§ **Exercise**: Exclude the pictures and return every line exactly as written.

§ **Records for this exercise**:
========

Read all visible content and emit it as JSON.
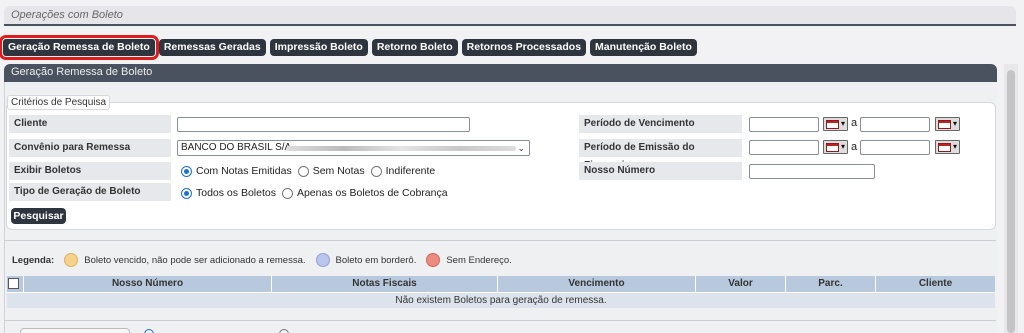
{
  "header": {
    "title": "Operações com Boleto"
  },
  "tabs": [
    {
      "label": "Geração Remessa de Boleto",
      "active": true
    },
    {
      "label": "Remessas Geradas"
    },
    {
      "label": "Impressão Boleto"
    },
    {
      "label": "Retorno Boleto"
    },
    {
      "label": "Retornos Processados"
    },
    {
      "label": "Manutenção Boleto"
    }
  ],
  "section": {
    "title": "Geração Remessa de Boleto"
  },
  "criteria": {
    "legend": "Critérios de Pesquisa",
    "cliente_label": "Cliente",
    "cliente_value": "",
    "convenio_label": "Convênio para Remessa",
    "convenio_value": "BANCO DO BRASIL S/A",
    "exibir_label": "Exibir Boletos",
    "exibir_options": [
      "Com Notas Emitidas",
      "Sem Notas",
      "Indiferente"
    ],
    "exibir_selected": "Com Notas Emitidas",
    "tipo_label": "Tipo de Geração de Boleto",
    "tipo_options": [
      "Todos os Boletos",
      "Apenas os Boletos de Cobrança"
    ],
    "tipo_selected": "Todos os Boletos",
    "vencimento_label": "Período de Vencimento",
    "emissao_label": "Período de Emissão do Financeiro",
    "nosso_numero_label": "Nosso Número",
    "range_sep": "a",
    "search_button": "Pesquisar"
  },
  "legend": {
    "label": "Legenda:",
    "items": [
      {
        "text": "Boleto vencido, não pode ser adicionado a remessa.",
        "color": "#f6d28a"
      },
      {
        "text": "Boleto em borderô.",
        "color": "#b9c6ee"
      },
      {
        "text": "Sem Endereço.",
        "color": "#ec8c7e"
      }
    ]
  },
  "table": {
    "columns": [
      "Nosso Número",
      "Notas Fiscais",
      "Vencimento",
      "Valor",
      "Parc.",
      "Cliente"
    ],
    "empty_message": "Não existem Boletos para geração de remessa."
  },
  "colors": {
    "tab_bg": "#2e353e",
    "active_outline": "#e01b1b",
    "header_bg": "#4a5260",
    "table_header": "#b8c8dd"
  }
}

========

§ **Exercise response**:
Read all visible content and emit it as JSON.
{
  "header": {
    "title": "Operações com Boleto"
  },
  "tabs": [
    {
      "label": "Geração Remessa de Boleto",
      "active": true
    },
    {
      "label": "Remessas Geradas"
    },
    {
      "label": "Impressão Boleto"
    },
    {
      "label": "Retorno Boleto"
    },
    {
      "label": "Retornos Processados"
    },
    {
      "label": "Manutenção Boleto"
    }
  ],
  "section": {
    "title": "Geração Remessa de Boleto"
  },
  "criteria": {
    "legend": "Critérios de Pesquisa",
    "cliente_label": "Cliente",
    "cliente_value": "",
    "convenio_label": "Convênio para Remessa",
    "convenio_value": "BANCO DO BRASIL S/A",
    "exibir_label": "Exibir Boletos",
    "exibir_options": [
      "Com Notas Emitidas",
      "Sem Notas",
      "Indiferente"
    ],
    "exibir_selected": "Com Notas Emitidas",
    "tipo_label": "Tipo de Geração de Boleto",
    "tipo_options": [
      "Todos os Boletos",
      "Apenas os Boletos de Cobrança"
    ],
    "tipo_selected": "Todos os Boletos",
    "vencimento_label": "Período de Vencimento",
    "emissao_label": "Período de Emissão do Financeiro",
    "nosso_numero_label": "Nosso Número",
    "range_sep": "a",
    "search_button": "Pesquisar"
  },
  "legend": {
    "label": "Legenda:",
    "items": [
      {
        "text": "Boleto vencido, não pode ser adicionado a remessa.",
        "color": "#f6d28a"
      },
      {
        "text": "Boleto em borderô.",
        "color": "#b9c6ee"
      },
      {
        "text": "Sem Endereço.",
        "color": "#ec8c7e"
      }
    ]
  },
  "table": {
    "columns": [
      "Nosso Número",
      "Notas Fiscais",
      "Vencimento",
      "Valor",
      "Parc.",
      "Cliente"
    ],
    "empty_message": "Não existem Boletos para geração de remessa."
  },
  "colors": {
    "tab_bg": "#2e353e",
    "active_outline": "#e01b1b",
    "header_bg": "#4a5260",
    "table_header": "#b8c8dd"
  }
}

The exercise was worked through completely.